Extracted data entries

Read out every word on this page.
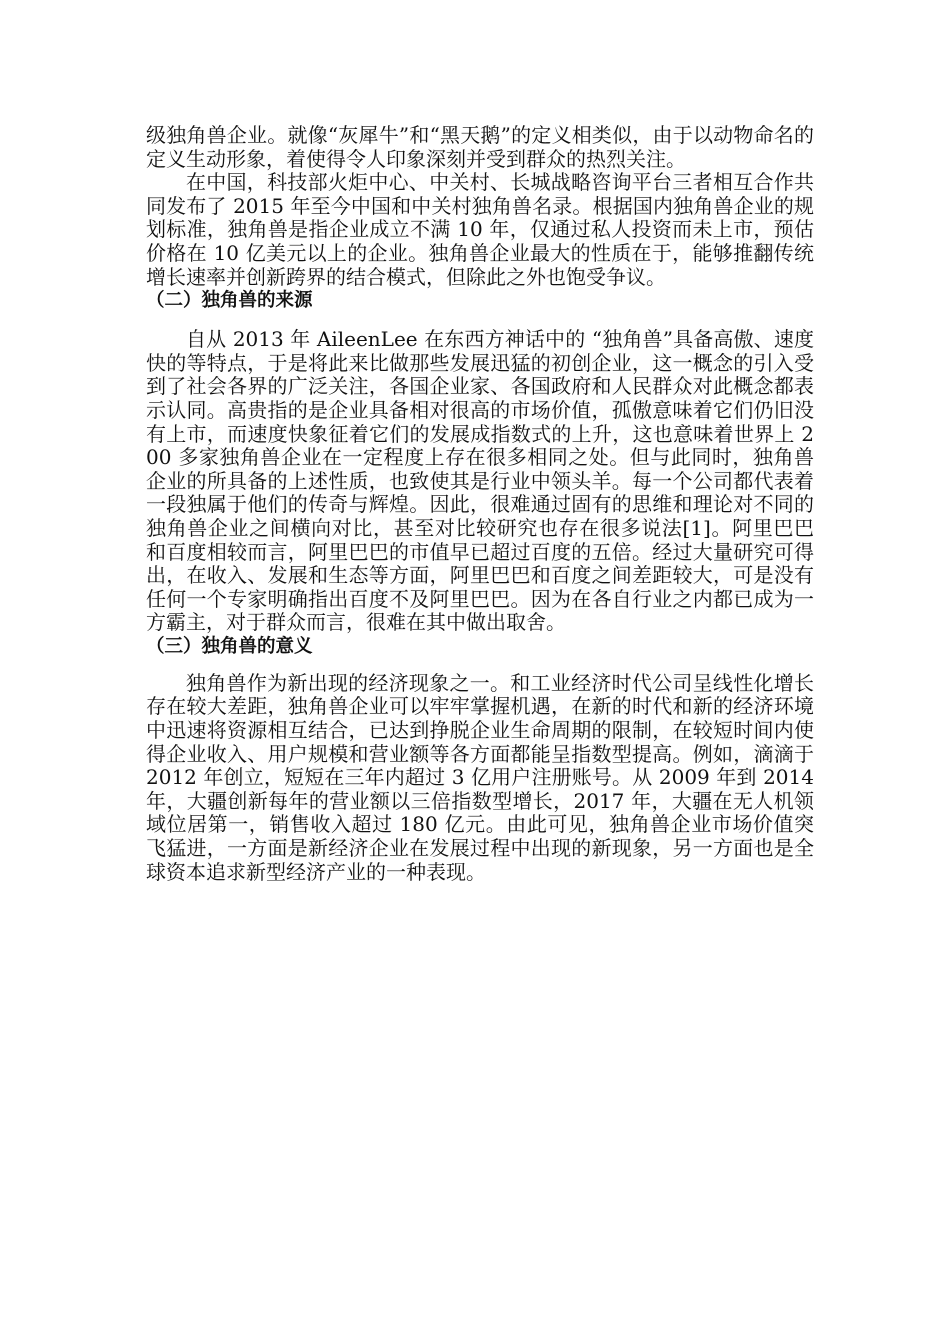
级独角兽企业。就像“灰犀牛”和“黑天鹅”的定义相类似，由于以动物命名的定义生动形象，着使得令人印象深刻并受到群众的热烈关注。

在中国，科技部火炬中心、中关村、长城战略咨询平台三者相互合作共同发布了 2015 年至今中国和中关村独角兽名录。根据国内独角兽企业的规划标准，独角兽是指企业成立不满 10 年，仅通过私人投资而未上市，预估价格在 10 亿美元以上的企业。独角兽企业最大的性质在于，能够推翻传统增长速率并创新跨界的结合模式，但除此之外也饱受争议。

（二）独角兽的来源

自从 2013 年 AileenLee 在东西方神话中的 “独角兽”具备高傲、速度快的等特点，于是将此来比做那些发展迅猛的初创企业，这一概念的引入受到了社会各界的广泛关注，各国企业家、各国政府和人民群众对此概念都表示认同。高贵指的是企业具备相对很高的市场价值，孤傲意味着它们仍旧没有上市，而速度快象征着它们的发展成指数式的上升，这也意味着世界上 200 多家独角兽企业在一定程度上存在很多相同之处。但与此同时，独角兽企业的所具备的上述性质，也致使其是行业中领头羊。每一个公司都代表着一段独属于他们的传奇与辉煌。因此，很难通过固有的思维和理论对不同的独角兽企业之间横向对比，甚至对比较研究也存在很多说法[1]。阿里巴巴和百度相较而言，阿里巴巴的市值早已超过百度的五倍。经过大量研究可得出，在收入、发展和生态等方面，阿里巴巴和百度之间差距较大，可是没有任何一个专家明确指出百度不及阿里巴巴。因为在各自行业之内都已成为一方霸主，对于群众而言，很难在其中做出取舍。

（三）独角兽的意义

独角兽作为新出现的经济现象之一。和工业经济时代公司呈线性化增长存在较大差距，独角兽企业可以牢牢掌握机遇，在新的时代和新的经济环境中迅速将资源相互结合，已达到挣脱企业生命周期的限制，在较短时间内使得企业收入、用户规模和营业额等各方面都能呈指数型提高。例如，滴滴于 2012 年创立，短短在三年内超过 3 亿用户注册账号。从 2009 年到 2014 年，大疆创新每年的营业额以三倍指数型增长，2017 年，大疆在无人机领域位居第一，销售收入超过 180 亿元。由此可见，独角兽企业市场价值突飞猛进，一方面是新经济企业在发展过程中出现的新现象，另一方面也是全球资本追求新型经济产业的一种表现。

TASK PROMPT → Quote the records in their entirety, keeping the wording exact and excluding pictures.

ANSWER IN FULL →
Read out every word on this page.
级独角兽企业。就像“灰犀牛”和“黑天鹅”的定义相类似，由于以动物命名的定义生动形象，着使得令人印象深刻并受到群众的热烈关注。

在中国，科技部火炬中心、中关村、长城战略咨询平台三者相互合作共同发布了 2015 年至今中国和中关村独角兽名录。根据国内独角兽企业的规划标准，独角兽是指企业成立不满 10 年，仅通过私人投资而未上市，预估价格在 10 亿美元以上的企业。独角兽企业最大的性质在于，能够推翻传统增长速率并创新跨界的结合模式，但除此之外也饱受争议。

（二）独角兽的来源

自从 2013 年 AileenLee 在东西方神话中的 “独角兽”具备高傲、速度快的等特点，于是将此来比做那些发展迅猛的初创企业，这一概念的引入受到了社会各界的广泛关注，各国企业家、各国政府和人民群众对此概念都表示认同。高贵指的是企业具备相对很高的市场价值，孤傲意味着它们仍旧没有上市，而速度快象征着它们的发展成指数式的上升，这也意味着世界上 200 多家独角兽企业在一定程度上存在很多相同之处。但与此同时，独角兽企业的所具备的上述性质，也致使其是行业中领头羊。每一个公司都代表着一段独属于他们的传奇与辉煌。因此，很难通过固有的思维和理论对不同的独角兽企业之间横向对比，甚至对比较研究也存在很多说法[1]。阿里巴巴和百度相较而言，阿里巴巴的市值早已超过百度的五倍。经过大量研究可得出，在收入、发展和生态等方面，阿里巴巴和百度之间差距较大，可是没有任何一个专家明确指出百度不及阿里巴巴。因为在各自行业之内都已成为一方霸主，对于群众而言，很难在其中做出取舍。

（三）独角兽的意义

独角兽作为新出现的经济现象之一。和工业经济时代公司呈线性化增长存在较大差距，独角兽企业可以牢牢掌握机遇，在新的时代和新的经济环境中迅速将资源相互结合，已达到挣脱企业生命周期的限制，在较短时间内使得企业收入、用户规模和营业额等各方面都能呈指数型提高。例如，滴滴于 2012 年创立，短短在三年内超过 3 亿用户注册账号。从 2009 年到 2014 年，大疆创新每年的营业额以三倍指数型增长，2017 年，大疆在无人机领域位居第一，销售收入超过 180 亿元。由此可见，独角兽企业市场价值突飞猛进，一方面是新经济企业在发展过程中出现的新现象，另一方面也是全球资本追求新型经济产业的一种表现。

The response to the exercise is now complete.